╔══

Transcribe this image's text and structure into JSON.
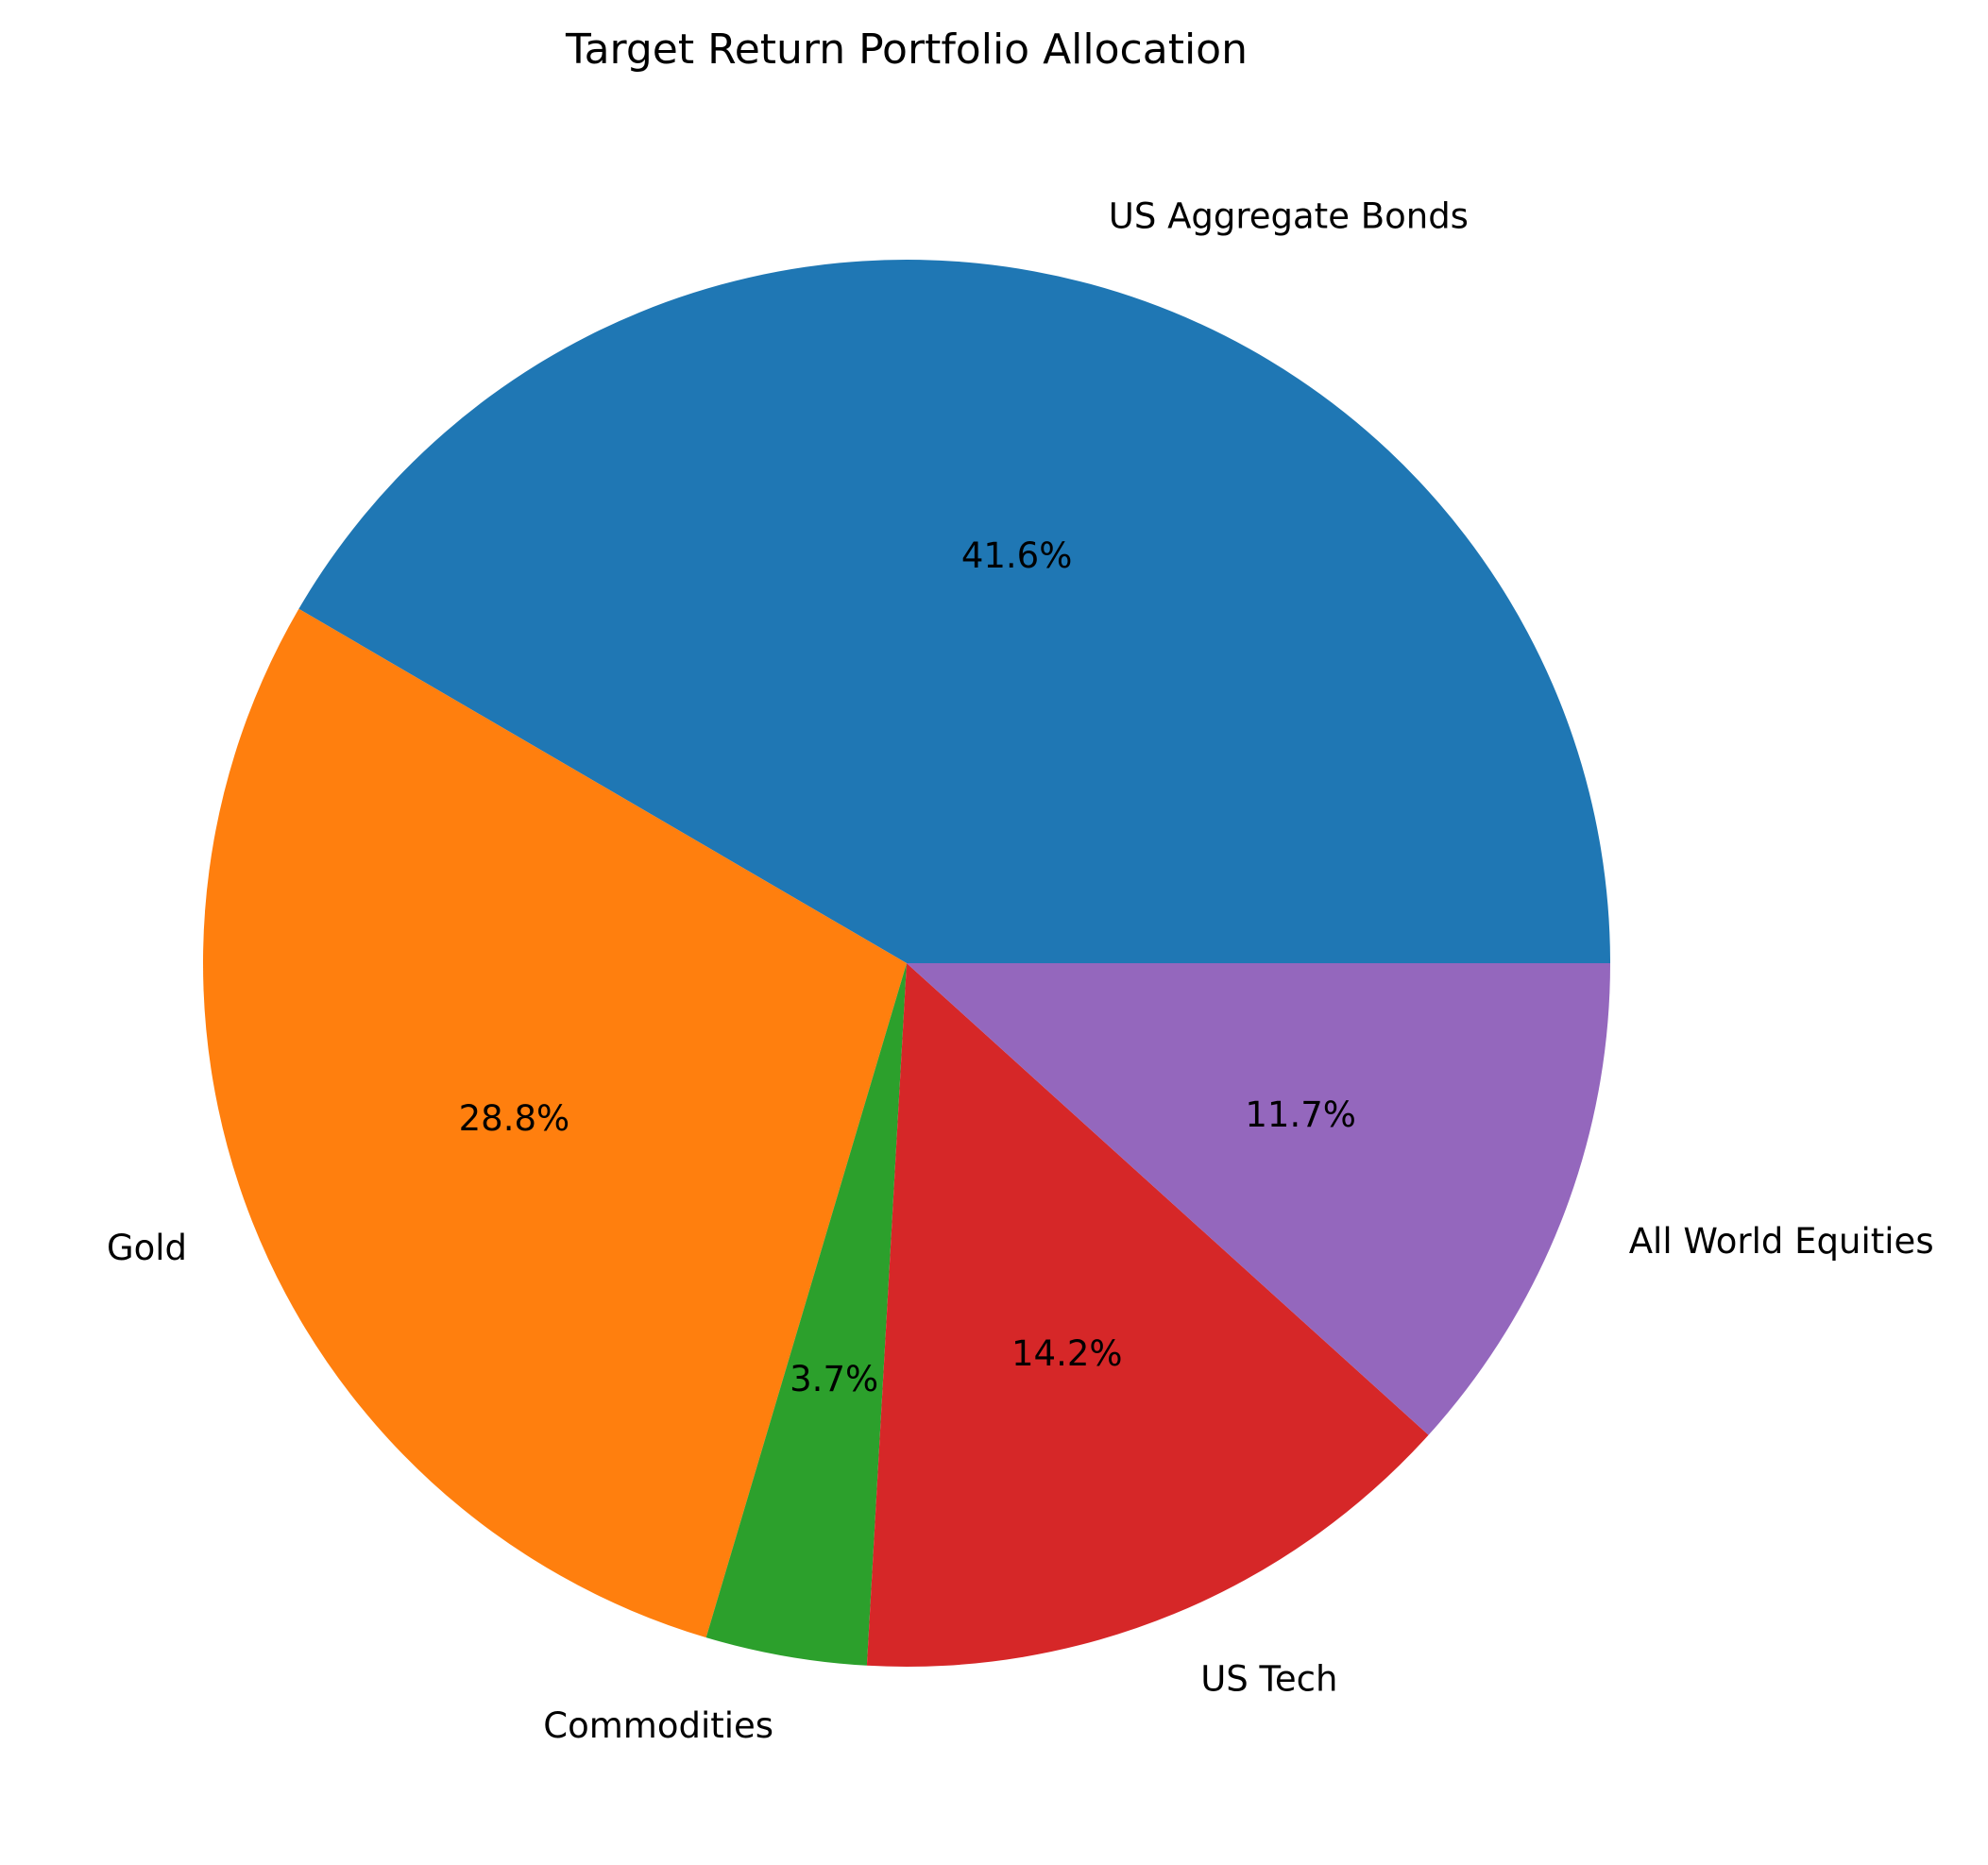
{
  "chart_data": {
    "type": "pie",
    "title": "Target Return Portfolio Allocation",
    "start_angle_deg": 0,
    "direction": "counterclockwise",
    "slices": [
      {
        "label": "US Aggregate Bonds",
        "value": 41.6,
        "pct_label": "41.6%",
        "color": "#1f77b4"
      },
      {
        "label": "Gold",
        "value": 28.8,
        "pct_label": "28.8%",
        "color": "#ff7f0e"
      },
      {
        "label": "Commodities",
        "value": 3.7,
        "pct_label": "3.7%",
        "color": "#2ca02c"
      },
      {
        "label": "US Tech",
        "value": 14.2,
        "pct_label": "14.2%",
        "color": "#d62728"
      },
      {
        "label": "All World Equities",
        "value": 11.7,
        "pct_label": "11.7%",
        "color": "#9467bd"
      }
    ]
  }
}
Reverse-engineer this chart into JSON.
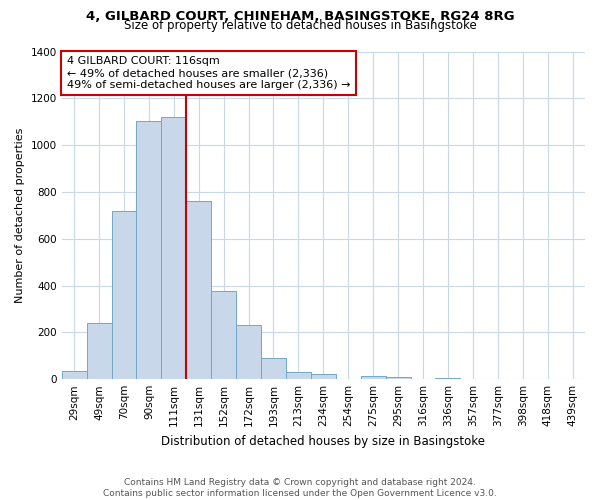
{
  "title_line1": "4, GILBARD COURT, CHINEHAM, BASINGSTOKE, RG24 8RG",
  "title_line2": "Size of property relative to detached houses in Basingstoke",
  "xlabel": "Distribution of detached houses by size in Basingstoke",
  "ylabel": "Number of detached properties",
  "bin_labels": [
    "29sqm",
    "49sqm",
    "70sqm",
    "90sqm",
    "111sqm",
    "131sqm",
    "152sqm",
    "172sqm",
    "193sqm",
    "213sqm",
    "234sqm",
    "254sqm",
    "275sqm",
    "295sqm",
    "316sqm",
    "336sqm",
    "357sqm",
    "377sqm",
    "398sqm",
    "418sqm",
    "439sqm"
  ],
  "bar_heights": [
    35,
    240,
    720,
    1105,
    1120,
    760,
    375,
    230,
    90,
    30,
    20,
    0,
    15,
    10,
    0,
    5,
    0,
    0,
    0,
    0,
    0
  ],
  "bar_color": "#c8d8ea",
  "bar_edge_color": "#6fa8c8",
  "vline_x_index": 4.5,
  "vline_color": "#cc0000",
  "annotation_line1": "4 GILBARD COURT: 116sqm",
  "annotation_line2": "← 49% of detached houses are smaller (2,336)",
  "annotation_line3": "49% of semi-detached houses are larger (2,336) →",
  "annotation_box_color": "#ffffff",
  "annotation_border_color": "#cc0000",
  "ylim": [
    0,
    1400
  ],
  "yticks": [
    0,
    200,
    400,
    600,
    800,
    1000,
    1200,
    1400
  ],
  "footer_line1": "Contains HM Land Registry data © Crown copyright and database right 2024.",
  "footer_line2": "Contains public sector information licensed under the Open Government Licence v3.0.",
  "bg_color": "#ffffff",
  "grid_color": "#c8d8e8",
  "title_fontsize": 9.5,
  "subtitle_fontsize": 8.5,
  "xlabel_fontsize": 8.5,
  "ylabel_fontsize": 8,
  "tick_fontsize": 7.5,
  "annotation_fontsize": 8,
  "footer_fontsize": 6.5
}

╚══

• _Task objective_:
Leaving all pictures aside, quote each record exactly.

• _Solution below_:
Transcribe this image's text and structure into JSON.
{
  "chart_data": {
    "type": "pie",
    "title": "Target Return Portfolio Allocation",
    "start_angle_deg": 0,
    "direction": "counterclockwise",
    "slices": [
      {
        "label": "US Aggregate Bonds",
        "value": 41.6,
        "pct_label": "41.6%",
        "color": "#1f77b4"
      },
      {
        "label": "Gold",
        "value": 28.8,
        "pct_label": "28.8%",
        "color": "#ff7f0e"
      },
      {
        "label": "Commodities",
        "value": 3.7,
        "pct_label": "3.7%",
        "color": "#2ca02c"
      },
      {
        "label": "US Tech",
        "value": 14.2,
        "pct_label": "14.2%",
        "color": "#d62728"
      },
      {
        "label": "All World Equities",
        "value": 11.7,
        "pct_label": "11.7%",
        "color": "#9467bd"
      }
    ]
  }
}
Reverse-engineer this chart into JSON.
{
  "title_line1": "4, GILBARD COURT, CHINEHAM, BASINGSTOKE, RG24 8RG",
  "title_line2": "Size of property relative to detached houses in Basingstoke",
  "xlabel": "Distribution of detached houses by size in Basingstoke",
  "ylabel": "Number of detached properties",
  "bin_labels": [
    "29sqm",
    "49sqm",
    "70sqm",
    "90sqm",
    "111sqm",
    "131sqm",
    "152sqm",
    "172sqm",
    "193sqm",
    "213sqm",
    "234sqm",
    "254sqm",
    "275sqm",
    "295sqm",
    "316sqm",
    "336sqm",
    "357sqm",
    "377sqm",
    "398sqm",
    "418sqm",
    "439sqm"
  ],
  "bar_heights": [
    35,
    240,
    720,
    1105,
    1120,
    760,
    375,
    230,
    90,
    30,
    20,
    0,
    15,
    10,
    0,
    5,
    0,
    0,
    0,
    0,
    0
  ],
  "bar_color": "#c8d8ea",
  "bar_edge_color": "#6fa8c8",
  "vline_x_index": 4.5,
  "vline_color": "#cc0000",
  "annotation_line1": "4 GILBARD COURT: 116sqm",
  "annotation_line2": "← 49% of detached houses are smaller (2,336)",
  "annotation_line3": "49% of semi-detached houses are larger (2,336) →",
  "annotation_box_color": "#ffffff",
  "annotation_border_color": "#cc0000",
  "ylim": [
    0,
    1400
  ],
  "yticks": [
    0,
    200,
    400,
    600,
    800,
    1000,
    1200,
    1400
  ],
  "footer_line1": "Contains HM Land Registry data © Crown copyright and database right 2024.",
  "footer_line2": "Contains public sector information licensed under the Open Government Licence v3.0.",
  "bg_color": "#ffffff",
  "grid_color": "#c8d8e8",
  "title_fontsize": 9.5,
  "subtitle_fontsize": 8.5,
  "xlabel_fontsize": 8.5,
  "ylabel_fontsize": 8,
  "tick_fontsize": 7.5,
  "annotation_fontsize": 8,
  "footer_fontsize": 6.5
}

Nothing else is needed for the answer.